─── Records to use ───
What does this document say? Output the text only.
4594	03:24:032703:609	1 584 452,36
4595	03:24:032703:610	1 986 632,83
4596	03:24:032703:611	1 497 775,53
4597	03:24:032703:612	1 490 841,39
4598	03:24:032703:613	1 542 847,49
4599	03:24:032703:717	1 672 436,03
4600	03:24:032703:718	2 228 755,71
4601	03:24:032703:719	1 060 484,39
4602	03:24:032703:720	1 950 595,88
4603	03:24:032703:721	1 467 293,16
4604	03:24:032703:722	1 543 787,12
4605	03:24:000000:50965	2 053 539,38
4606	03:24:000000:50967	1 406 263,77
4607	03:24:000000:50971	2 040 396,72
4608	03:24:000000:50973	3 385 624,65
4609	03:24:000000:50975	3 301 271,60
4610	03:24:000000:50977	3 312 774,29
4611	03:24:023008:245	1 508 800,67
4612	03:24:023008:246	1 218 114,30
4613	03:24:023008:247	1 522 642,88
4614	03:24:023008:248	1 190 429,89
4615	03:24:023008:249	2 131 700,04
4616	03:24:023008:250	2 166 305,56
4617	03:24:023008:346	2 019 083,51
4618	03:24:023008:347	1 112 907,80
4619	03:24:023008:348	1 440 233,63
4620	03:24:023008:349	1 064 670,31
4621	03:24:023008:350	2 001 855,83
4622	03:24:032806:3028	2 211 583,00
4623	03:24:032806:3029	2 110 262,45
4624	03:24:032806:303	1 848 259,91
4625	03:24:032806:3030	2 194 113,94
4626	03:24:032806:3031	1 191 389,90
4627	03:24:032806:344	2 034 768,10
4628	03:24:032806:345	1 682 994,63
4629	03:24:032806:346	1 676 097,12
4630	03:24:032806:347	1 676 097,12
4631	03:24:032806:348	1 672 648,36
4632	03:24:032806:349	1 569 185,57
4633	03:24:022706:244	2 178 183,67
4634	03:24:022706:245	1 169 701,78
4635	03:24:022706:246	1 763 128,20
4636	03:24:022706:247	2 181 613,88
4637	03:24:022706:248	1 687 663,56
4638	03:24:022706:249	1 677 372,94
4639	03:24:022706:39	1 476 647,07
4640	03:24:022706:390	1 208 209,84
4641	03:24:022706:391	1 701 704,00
───
● Job
Return every entry verbatim.

● Finished task
What does this document say? Output the text only.
4594	03:24:032703:609	1 584 452,36
4595	03:24:032703:610	1 986 632,83
4596	03:24:032703:611	1 497 775,53
4597	03:24:032703:612	1 490 841,39
4598	03:24:032703:613	1 542 847,49
4599	03:24:032703:717	1 672 436,03
4600	03:24:032703:718	2 228 755,71
4601	03:24:032703:719	1 060 484,39
4602	03:24:032703:720	1 950 595,88
4603	03:24:032703:721	1 467 293,16
4604	03:24:032703:722	1 543 787,12
4605	03:24:000000:50965	2 053 539,38
4606	03:24:000000:50967	1 406 263,77
4607	03:24:000000:50971	2 040 396,72
4608	03:24:000000:50973	3 385 624,65
4609	03:24:000000:50975	3 301 271,60
4610	03:24:000000:50977	3 312 774,29
4611	03:24:023008:245	1 508 800,67
4612	03:24:023008:246	1 218 114,30
4613	03:24:023008:247	1 522 642,88
4614	03:24:023008:248	1 190 429,89
4615	03:24:023008:249	2 131 700,04
4616	03:24:023008:250	2 166 305,56
4617	03:24:023008:346	2 019 083,51
4618	03:24:023008:347	1 112 907,80
4619	03:24:023008:348	1 440 233,63
4620	03:24:023008:349	1 064 670,31
4621	03:24:023008:350	2 001 855,83
4622	03:24:032806:3028	2 211 583,00
4623	03:24:032806:3029	2 110 262,45
4624	03:24:032806:303	1 848 259,91
4625	03:24:032806:3030	2 194 113,94
4626	03:24:032806:3031	1 191 389,90
4627	03:24:032806:344	2 034 768,10
4628	03:24:032806:345	1 682 994,63
4629	03:24:032806:346	1 676 097,12
4630	03:24:032806:347	1 676 097,12
4631	03:24:032806:348	1 672 648,36
4632	03:24:032806:349	1 569 185,57
4633	03:24:022706:244	2 178 183,67
4634	03:24:022706:245	1 169 701,78
4635	03:24:022706:246	1 763 128,20
4636	03:24:022706:247	2 181 613,88
4637	03:24:022706:248	1 687 663,56
4638	03:24:022706:249	1 677 372,94
4639	03:24:022706:39	1 476 647,07
4640	03:24:022706:390	1 208 209,84
4641	03:24:022706:391	1 701 704,00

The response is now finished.